Problema planteado:
¿Cómo queda el texto sobre Shakespeare si lo copias empezando por "Desde los lejanos" y siguiendo hasta "como una losa.", y cambias "legión" por "multitud"?

Fragmento fuente:
- - -

Juan Antonio González Fuentes
En el prólogo a la última edición española de los diarios del inglés
Samuel Pepys (Renacimiento, 2003), el escritor francés
Paul Morand nos recuerda que en el siglo XVII
William Shakespeare “aún no era esta religión nacional inventada en el siglo XVIII por los actores; por lo tanto, Pepys no se avergüenza de aburrirse en
La Noche de los Reyes, encontrar el
Sueño de una noche de verano insípido y ridículo y juzgar
La Tempestad con severidad; su crítica se pronuncia nítidamente y nos entrega un pensamiento sin hipocresía”.
Desde los lejanos tiempos de Pepys hasta nuestros días las cosas han cambiado mucho (sobre todo a partir de la eclosión del movimiento romántico en el XVIII), y una verdadera legión de “shakespereólogos” y shakespearianos de toda talla y condición, ha edificado un gigantesco monumento crítico en torno al maestro, situándolo desde hace casi dos siglos en la máxima cima del canon literario occidental, y logrando además que sobre cualquier acercamiento a su obra vuele en círculos la negra sombra de una pesada intimidación, de un atenazador e implacable escalofrío. Parafraseando la famosa cita de un irritante futbolista argentino, cuando uno “juega” en el terreno de Shakespeare, lo normal es que le invada una cierta sensación de “miedo escénico” en la que el exceso de respeto puede pesar como una losa.
En este sentido, el Shakespeare que hasta aquí nos trae, el de
Cimbelino, es por su propia naturaleza y condición un Shakespeare menos imponente y coercitivo que el revelado por los pesos pesados de su producción, por ejemplo,
Macbeth, Hamlet, Romeo y Julieta, Otelo o
El rey Lear. Es decir, es un Shakespeare al que uno puede acercase sin que las piernas le tiemblen tanto que no pueda ni moverse.

- - -

Ítems proporcionados:
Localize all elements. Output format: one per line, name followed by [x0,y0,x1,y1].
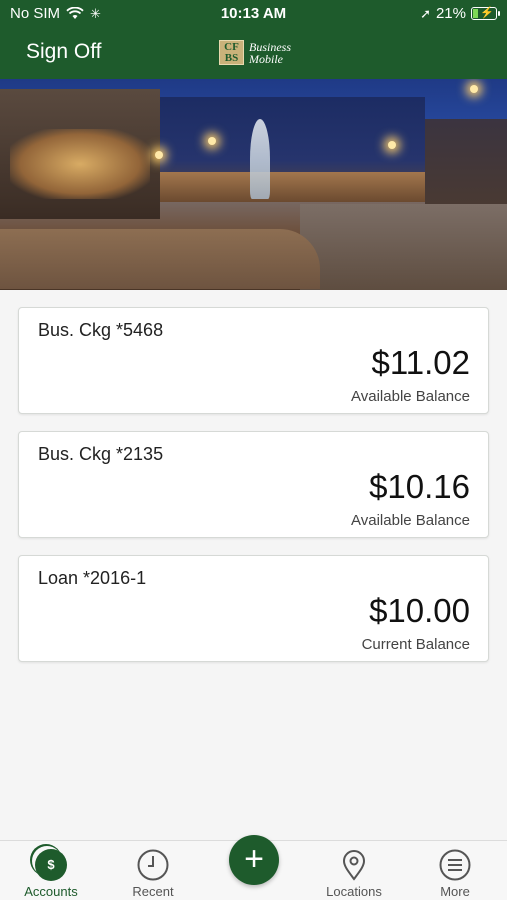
account-name: Loan *2016-1 [38,568,147,588]
tab-label: Accounts [24,884,78,899]
balance-type-label: Available Balance [351,388,470,405]
battery-percent: 21% [435,5,466,22]
plus-icon: + [244,840,264,878]
balance-type-label: Available Balance [351,512,470,529]
status-right: ➚ 21% ⚡ [420,5,500,22]
tab-label: Locations [326,884,382,899]
account-list: Bus. Ckg *5468 $11.02 Available Balance … [18,307,489,679]
logo-text: Business Mobile [249,41,291,65]
sign-off-button[interactable]: Sign Off [26,40,102,64]
location-pin-icon [338,849,370,881]
location-arrow-icon: ➚ [420,5,431,21]
status-bar: No SIM ✳ 10:13 AM ➚ 21% ⚡ [0,0,507,28]
accounts-icon: $ [35,849,67,881]
menu-icon [439,849,471,881]
tab-more[interactable]: More [410,841,500,900]
tab-accounts[interactable]: $ Accounts [6,841,96,900]
tab-locations[interactable]: Locations [309,841,399,900]
account-card[interactable]: Bus. Ckg *2135 $10.16 Available Balance [18,431,489,538]
account-name: Bus. Ckg *2135 [38,444,164,464]
hero-banner-image [0,79,507,290]
tab-recent[interactable]: Recent [108,841,198,900]
add-action-button[interactable]: + [229,835,279,885]
account-name: Bus. Ckg *5468 [38,320,164,340]
logo-mark: CF BS [219,40,244,65]
tab-label: Recent [132,884,174,899]
account-balance: $10.00 [369,592,470,629]
app-logo: CF BS Business Mobile [219,40,291,65]
balance-type-label: Current Balance [361,636,470,653]
account-card[interactable]: Bus. Ckg *5468 $11.02 Available Balance [18,307,489,414]
logo-line1: Business [249,39,291,54]
app-header: Sign Off CF BS Business Mobile [0,28,507,79]
logo-line2: Mobile [249,51,283,66]
clock-icon [137,849,169,881]
account-balance: $10.16 [369,468,470,505]
battery-icon: ⚡ [471,7,500,20]
account-balance: $11.02 [371,344,470,381]
account-card[interactable]: Loan *2016-1 $10.00 Current Balance [18,555,489,662]
tab-label: More [440,884,470,899]
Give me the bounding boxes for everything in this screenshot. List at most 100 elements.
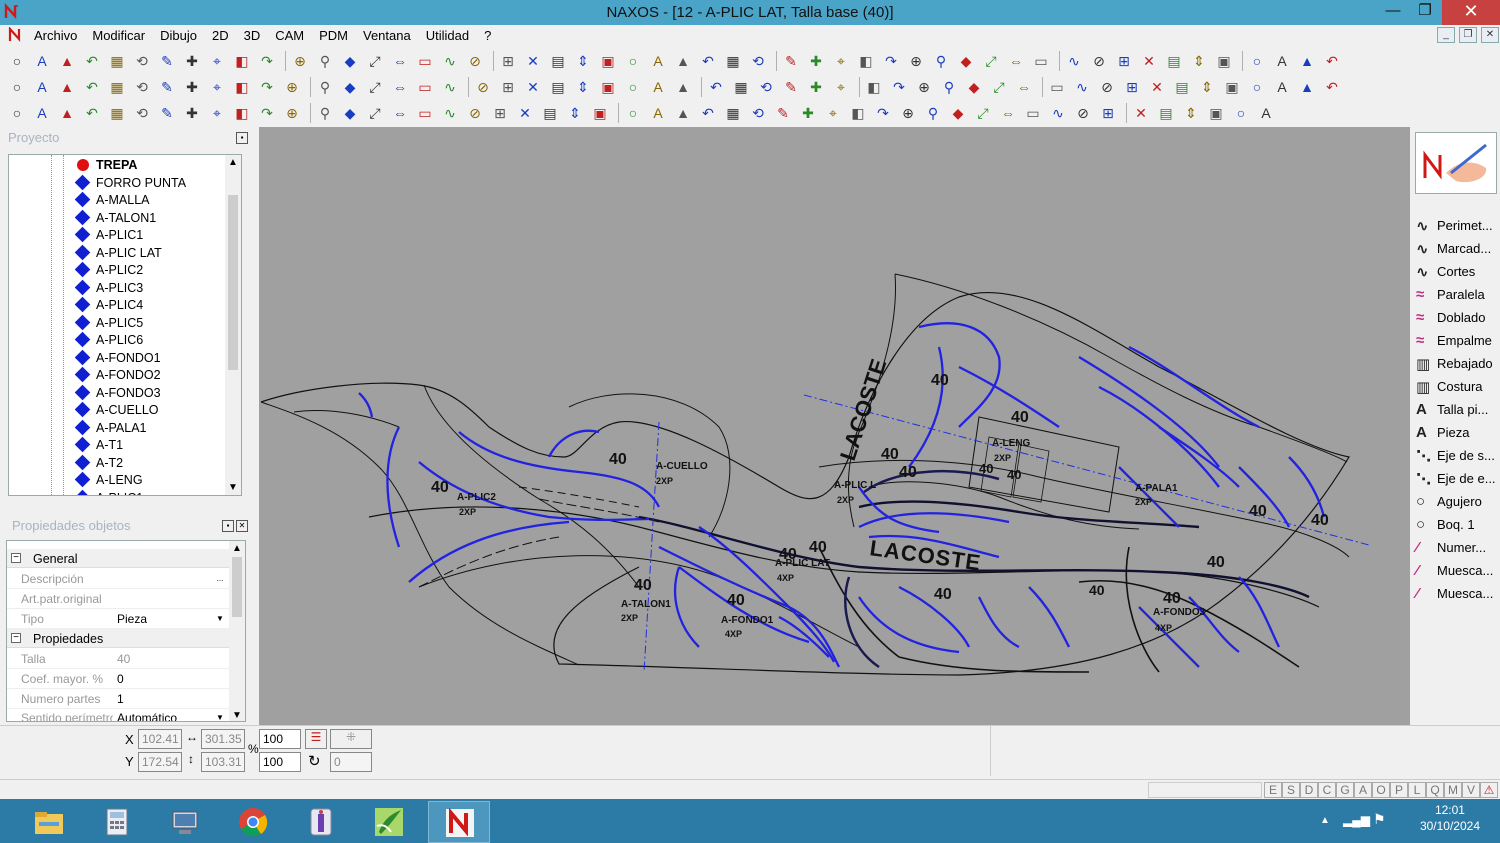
toolbar-tool-icon[interactable]: ▲ <box>1298 52 1316 70</box>
toolbar-tool-icon[interactable]: A <box>33 78 51 96</box>
toolbar-tool-icon[interactable]: ↷ <box>258 52 276 70</box>
toolbar-tool-icon[interactable]: ○ <box>1248 52 1266 70</box>
toolbar-tool-icon[interactable]: ∿ <box>441 104 459 122</box>
clock[interactable]: 12:01 30/10/2024 <box>1420 803 1480 833</box>
tree-scroll-thumb[interactable] <box>228 195 238 370</box>
toolbar-tool-icon[interactable]: ▣ <box>599 78 617 96</box>
toolbar-tool-icon[interactable]: ○ <box>8 104 26 122</box>
properties-scroll-thumb[interactable] <box>232 557 242 617</box>
scale-x-field[interactable]: 100 <box>259 729 301 749</box>
prop-row-sentido[interactable]: Sentido perímetro Automático ▼ <box>7 708 229 721</box>
toolbar-tool-icon[interactable]: ↶ <box>1323 52 1341 70</box>
tree-item[interactable]: A-PLIC1 <box>9 226 229 244</box>
taskbar-calculator[interactable] <box>86 801 148 843</box>
toolbar-tool-icon[interactable]: ⤢ <box>366 78 384 96</box>
toolbar-tool-icon[interactable]: A <box>649 104 667 122</box>
toolbar-tool-icon[interactable]: ⤢ <box>990 78 1008 96</box>
toolbar-tool-icon[interactable]: ◧ <box>865 78 883 96</box>
toolbar-tool-icon[interactable]: ⊕ <box>899 104 917 122</box>
toolbar-tool-icon[interactable]: ▤ <box>1173 78 1191 96</box>
proportional-scale-icon[interactable]: ☰ <box>305 729 327 749</box>
toolbar-tool-icon[interactable]: ▣ <box>599 52 617 70</box>
status-flag[interactable]: V <box>1462 782 1480 798</box>
toolbar-tool-icon[interactable]: ⊘ <box>1098 78 1116 96</box>
toolbar-tool-icon[interactable]: ⇔ <box>999 104 1017 122</box>
toolbar-tool-icon[interactable]: ✚ <box>183 52 201 70</box>
toolbar-tool-icon[interactable]: ▲ <box>58 78 76 96</box>
tree-item[interactable]: A-PLIC6 <box>9 331 229 349</box>
taskbar-explorer[interactable] <box>18 801 80 843</box>
toolbar-tool-icon[interactable]: ▭ <box>416 78 434 96</box>
collapse-icon[interactable]: − <box>11 633 21 643</box>
toolbar-tool-icon[interactable]: ∿ <box>1065 52 1083 70</box>
toolbar-tool-icon[interactable]: ◆ <box>341 104 359 122</box>
toolbar-tool-icon[interactable]: ⇕ <box>1198 78 1216 96</box>
toolbar-tool-icon[interactable]: ⊕ <box>283 104 301 122</box>
toolbar-tool-icon[interactable]: ⟲ <box>133 78 151 96</box>
prop-value[interactable]: Automático <box>117 711 177 721</box>
toolbar-tool-icon[interactable]: ⊘ <box>466 104 484 122</box>
toolbar-tool-icon[interactable]: ▤ <box>549 78 567 96</box>
toolbar-tool-icon[interactable]: ⤢ <box>974 104 992 122</box>
tool-item[interactable]: A Talla pi... <box>1416 398 1500 421</box>
toolbar-tool-icon[interactable]: ◆ <box>341 52 359 70</box>
tree-item[interactable]: A-PLIC2 <box>9 261 229 279</box>
scroll-down-icon[interactable]: ▼ <box>232 710 242 721</box>
tool-item[interactable]: ≈ Paralela <box>1416 283 1500 306</box>
toolbar-tool-icon[interactable]: ⌖ <box>208 78 226 96</box>
minimize-button[interactable]: — <box>1376 0 1410 25</box>
toolbar-tool-icon[interactable]: ▤ <box>549 52 567 70</box>
toolbar-tool-icon[interactable]: ▤ <box>1165 52 1183 70</box>
toolbar-tool-icon[interactable]: ▦ <box>732 78 750 96</box>
toolbar-tool-icon[interactable]: A <box>33 52 51 70</box>
toolbar-tool-icon[interactable]: ⊘ <box>1090 52 1108 70</box>
toolbar-tool-icon[interactable]: ▣ <box>1215 52 1233 70</box>
toolbar-tool-icon[interactable]: ✚ <box>183 104 201 122</box>
rotation-field[interactable]: 0 <box>330 752 372 772</box>
scroll-up-icon[interactable]: ▲ <box>232 543 242 554</box>
prop-value[interactable]: 1 <box>117 692 124 706</box>
toolbar-tool-icon[interactable]: ⤢ <box>982 52 1000 70</box>
toolbar-tool-icon[interactable]: ∿ <box>1049 104 1067 122</box>
tree-item[interactable]: A-MALLA <box>9 191 229 209</box>
toolbar-tool-icon[interactable]: ⊞ <box>1115 52 1133 70</box>
toolbar-tool-icon[interactable]: A <box>33 104 51 122</box>
toolbar-tool-icon[interactable]: ⚲ <box>932 52 950 70</box>
toolbar-tool-icon[interactable]: ⌖ <box>824 104 842 122</box>
x-field[interactable]: 102.41 <box>138 729 182 749</box>
tree-item[interactable]: A-PLIC4 <box>9 296 229 314</box>
toolbar-tool-icon[interactable]: ⊞ <box>1099 104 1117 122</box>
status-flag[interactable]: P <box>1390 782 1408 798</box>
tree-item[interactable]: A-PLIC3 <box>9 279 229 297</box>
toolbar-tool-icon[interactable]: ↶ <box>83 78 101 96</box>
menu-item[interactable]: ? <box>484 28 497 43</box>
toolbar-tool-icon[interactable]: ○ <box>624 78 642 96</box>
tool-item[interactable]: ∿ Marcad... <box>1416 237 1500 260</box>
status-flag[interactable]: D <box>1300 782 1318 798</box>
drawing-canvas[interactable]: 40 40 A-CUELLO 2XP A-PLIC2 2XP 40 A-TALO… <box>259 127 1410 725</box>
toolbar-tool-icon[interactable]: ▤ <box>1157 104 1175 122</box>
prop-value[interactable]: Pieza <box>117 612 147 626</box>
prop-row-partes[interactable]: Numero partes 1 <box>7 689 229 709</box>
toolbar-tool-icon[interactable]: ⌖ <box>832 78 850 96</box>
toolbar-tool-icon[interactable]: ⇕ <box>1190 52 1208 70</box>
toolbar-tool-icon[interactable]: ▲ <box>58 104 76 122</box>
toolbar-tool-icon[interactable]: ◧ <box>849 104 867 122</box>
toolbar-tool-icon[interactable]: ⇕ <box>574 78 592 96</box>
toolbar-tool-icon[interactable]: ▲ <box>1298 78 1316 96</box>
tool-item[interactable]: ○ Agujero <box>1416 490 1500 513</box>
toolbar-tool-icon[interactable]: ⊕ <box>291 52 309 70</box>
tool-item[interactable]: ⁄ Muesca... <box>1416 559 1500 582</box>
toolbar-tool-icon[interactable]: ▣ <box>1223 78 1241 96</box>
toolbar-tool-icon[interactable]: ✕ <box>516 104 534 122</box>
toolbar-tool-icon[interactable]: ✕ <box>524 52 542 70</box>
tree-item[interactable]: A-FONDO1 <box>9 349 229 367</box>
toolbar-tool-icon[interactable]: ↶ <box>1323 78 1341 96</box>
toolbar-tool-icon[interactable]: ⇔ <box>391 78 409 96</box>
toolbar-tool-icon[interactable]: ↷ <box>874 104 892 122</box>
toolbar-tool-icon[interactable]: ▭ <box>1048 78 1066 96</box>
toolbar-tool-icon[interactable]: ⇕ <box>566 104 584 122</box>
toolbar-tool-icon[interactable]: A <box>649 52 667 70</box>
toolbar-tool-icon[interactable]: ⊞ <box>499 52 517 70</box>
toolbar-tool-icon[interactable]: ▦ <box>108 104 126 122</box>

- - -

La solución:
Desde los lejanos tiempos de Pepys hasta nuestros días las cosas han cambiado mucho (sobre todo a partir de la eclosión del movimiento romántico en el XVIII), y una verdadera multitud de “shakespereólogos” y shakespearianos de toda talla y condición, ha edificado un gigantesco monumento crítico en torno al maestro, situándolo desde hace casi dos siglos en la máxima cima del canon literario occidental, y logrando además que sobre cualquier acercamiento a su obra vuele en círculos la negra sombra de una pesada intimidación, de un atenazador e implacable escalofrío. Parafraseando la famosa cita de un irritante futbolista argentino, cuando uno “juega” en el terreno de Shakespeare, lo normal es que le invada una cierta sensación de “miedo escénico” en la que el exceso de respeto puede pesar como una losa.